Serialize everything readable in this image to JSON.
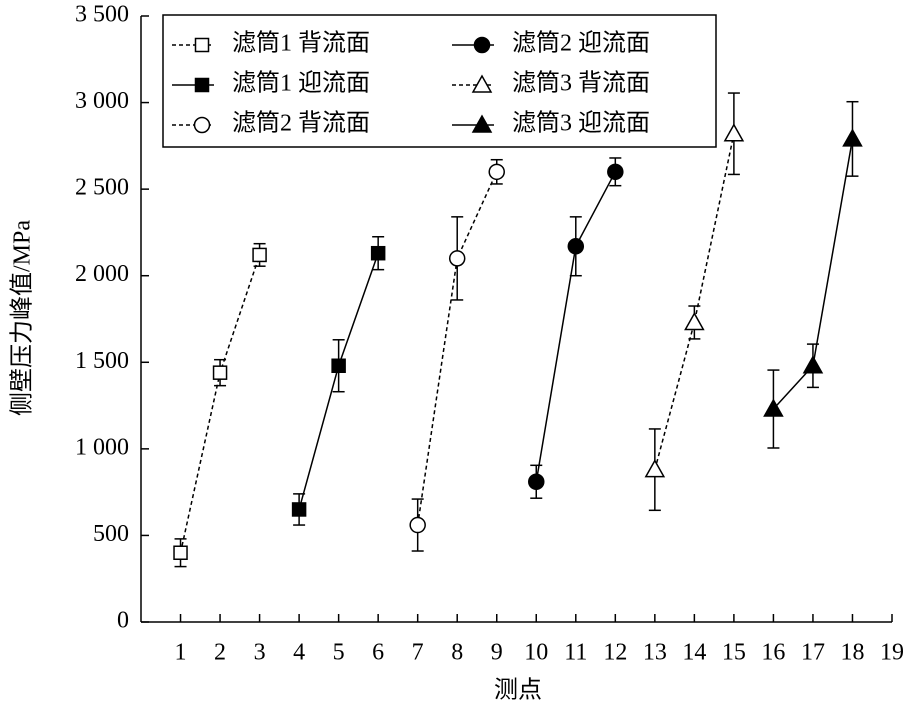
{
  "chart_data": {
    "type": "line",
    "ylabel": "侧壁压力峰值/MPa",
    "xlabel": "测点",
    "xlim": [
      0,
      19
    ],
    "xticks": [
      1,
      2,
      3,
      4,
      5,
      6,
      7,
      8,
      9,
      10,
      11,
      12,
      13,
      14,
      15,
      16,
      17,
      18,
      19
    ],
    "ylim": [
      0,
      3500
    ],
    "yticks": [
      0,
      500,
      {
        "value": 1000,
        "label": "1 000"
      },
      {
        "value": 1500,
        "label": "1 500"
      },
      {
        "value": 2000,
        "label": "2 000"
      },
      {
        "value": 2500,
        "label": "2 500"
      },
      {
        "value": 3000,
        "label": "3 000"
      },
      {
        "value": 3500,
        "label": "3 500"
      }
    ],
    "grid": false,
    "legend_position": "top",
    "series": [
      {
        "name": "滤筒1 背流面",
        "color": "#000000",
        "marker": "square",
        "filled": false,
        "line_style": "dashed",
        "x": [
          1,
          2,
          3
        ],
        "values": [
          400,
          1440,
          2120
        ],
        "errors": [
          80,
          75,
          65
        ]
      },
      {
        "name": "滤筒1 迎流面",
        "color": "#000000",
        "marker": "square",
        "filled": true,
        "line_style": "solid",
        "x": [
          4,
          5,
          6
        ],
        "values": [
          650,
          1480,
          2130
        ],
        "errors": [
          90,
          150,
          95
        ]
      },
      {
        "name": "滤筒2 背流面",
        "color": "#000000",
        "marker": "circle",
        "filled": false,
        "line_style": "dashed",
        "x": [
          7,
          8,
          9
        ],
        "values": [
          560,
          2100,
          2600
        ],
        "errors": [
          150,
          240,
          70
        ]
      },
      {
        "name": "滤筒2 迎流面",
        "color": "#000000",
        "marker": "circle",
        "filled": true,
        "line_style": "solid",
        "x": [
          10,
          11,
          12
        ],
        "values": [
          810,
          2170,
          2600
        ],
        "errors": [
          95,
          170,
          80
        ]
      },
      {
        "name": "滤筒3 背流面",
        "color": "#000000",
        "marker": "triangle",
        "filled": false,
        "line_style": "dashed",
        "x": [
          13,
          14,
          15
        ],
        "values": [
          880,
          1730,
          2820
        ],
        "errors": [
          235,
          95,
          235
        ]
      },
      {
        "name": "滤筒3 迎流面",
        "color": "#000000",
        "marker": "triangle",
        "filled": true,
        "line_style": "solid",
        "x": [
          16,
          17,
          18
        ],
        "values": [
          1230,
          1480,
          2790
        ],
        "errors": [
          225,
          125,
          215
        ]
      }
    ]
  }
}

══════════

:: REQUEST ::
Exclude the pictures and repeat every other part of the records word for word.

:: RESULT OF THE TASK ::
Serialize everything readable in this image to JSON.
{
  "chart_data": {
    "type": "line",
    "ylabel": "侧壁压力峰值/MPa",
    "xlabel": "测点",
    "xlim": [
      0,
      19
    ],
    "xticks": [
      1,
      2,
      3,
      4,
      5,
      6,
      7,
      8,
      9,
      10,
      11,
      12,
      13,
      14,
      15,
      16,
      17,
      18,
      19
    ],
    "ylim": [
      0,
      3500
    ],
    "yticks": [
      0,
      500,
      {
        "value": 1000,
        "label": "1 000"
      },
      {
        "value": 1500,
        "label": "1 500"
      },
      {
        "value": 2000,
        "label": "2 000"
      },
      {
        "value": 2500,
        "label": "2 500"
      },
      {
        "value": 3000,
        "label": "3 000"
      },
      {
        "value": 3500,
        "label": "3 500"
      }
    ],
    "grid": false,
    "legend_position": "top",
    "series": [
      {
        "name": "滤筒1 背流面",
        "color": "#000000",
        "marker": "square",
        "filled": false,
        "line_style": "dashed",
        "x": [
          1,
          2,
          3
        ],
        "values": [
          400,
          1440,
          2120
        ],
        "errors": [
          80,
          75,
          65
        ]
      },
      {
        "name": "滤筒1 迎流面",
        "color": "#000000",
        "marker": "square",
        "filled": true,
        "line_style": "solid",
        "x": [
          4,
          5,
          6
        ],
        "values": [
          650,
          1480,
          2130
        ],
        "errors": [
          90,
          150,
          95
        ]
      },
      {
        "name": "滤筒2 背流面",
        "color": "#000000",
        "marker": "circle",
        "filled": false,
        "line_style": "dashed",
        "x": [
          7,
          8,
          9
        ],
        "values": [
          560,
          2100,
          2600
        ],
        "errors": [
          150,
          240,
          70
        ]
      },
      {
        "name": "滤筒2 迎流面",
        "color": "#000000",
        "marker": "circle",
        "filled": true,
        "line_style": "solid",
        "x": [
          10,
          11,
          12
        ],
        "values": [
          810,
          2170,
          2600
        ],
        "errors": [
          95,
          170,
          80
        ]
      },
      {
        "name": "滤筒3 背流面",
        "color": "#000000",
        "marker": "triangle",
        "filled": false,
        "line_style": "dashed",
        "x": [
          13,
          14,
          15
        ],
        "values": [
          880,
          1730,
          2820
        ],
        "errors": [
          235,
          95,
          235
        ]
      },
      {
        "name": "滤筒3 迎流面",
        "color": "#000000",
        "marker": "triangle",
        "filled": true,
        "line_style": "solid",
        "x": [
          16,
          17,
          18
        ],
        "values": [
          1230,
          1480,
          2790
        ],
        "errors": [
          225,
          125,
          215
        ]
      }
    ]
  }
}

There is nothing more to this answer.